* Short problem *
Reproduce every line of the records below word for word, but leave out the pictures.

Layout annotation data
::::::::
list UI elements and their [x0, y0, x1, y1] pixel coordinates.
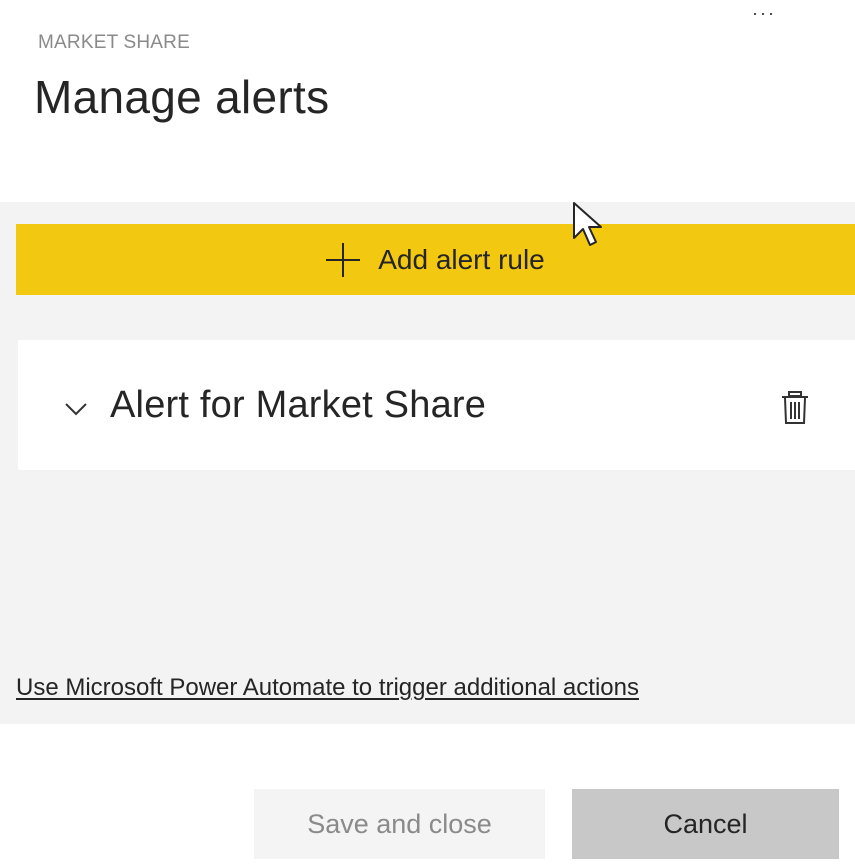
add-alert-rule-label: Add alert rule: [378, 243, 545, 275]
add-alert-rule-button[interactable]: Add alert rule: [16, 224, 855, 295]
trash-icon[interactable]: [778, 390, 812, 426]
manage-alerts-panel: ··· MARKET SHARE Manage alerts Add alert…: [0, 0, 855, 867]
power-automate-link[interactable]: Use Microsoft Power Automate to trigger …: [16, 674, 639, 702]
chevron-down-icon[interactable]: [62, 394, 90, 422]
save-and-close-button[interactable]: Save and close: [254, 789, 545, 859]
page-title: Manage alerts: [34, 71, 330, 123]
plus-icon: [326, 242, 361, 277]
more-options-button[interactable]: ···: [744, 4, 784, 22]
alert-rule-title: Alert for Market Share: [110, 384, 487, 426]
cancel-button[interactable]: Cancel: [572, 789, 839, 859]
tile-name: MARKET SHARE: [38, 32, 190, 53]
::::::::
* Answer in full *
list UI elements and their [x0, y0, x1, y1] pixel coordinates.
add-alert-rule-label: Add alert rule: [378, 243, 545, 275]
add-alert-rule-button[interactable]: Add alert rule: [16, 224, 855, 295]
trash-icon[interactable]: [778, 390, 812, 426]
manage-alerts-panel: ··· MARKET SHARE Manage alerts Add alert…: [0, 0, 855, 867]
power-automate-link[interactable]: Use Microsoft Power Automate to trigger …: [16, 674, 639, 702]
chevron-down-icon[interactable]: [62, 394, 90, 422]
save-and-close-button[interactable]: Save and close: [254, 789, 545, 859]
page-title: Manage alerts: [34, 71, 330, 123]
plus-icon: [326, 242, 361, 277]
more-options-button[interactable]: ···: [744, 4, 784, 22]
alert-rule-title: Alert for Market Share: [110, 384, 487, 426]
cancel-button[interactable]: Cancel: [572, 789, 839, 859]
tile-name: MARKET SHARE: [38, 32, 190, 53]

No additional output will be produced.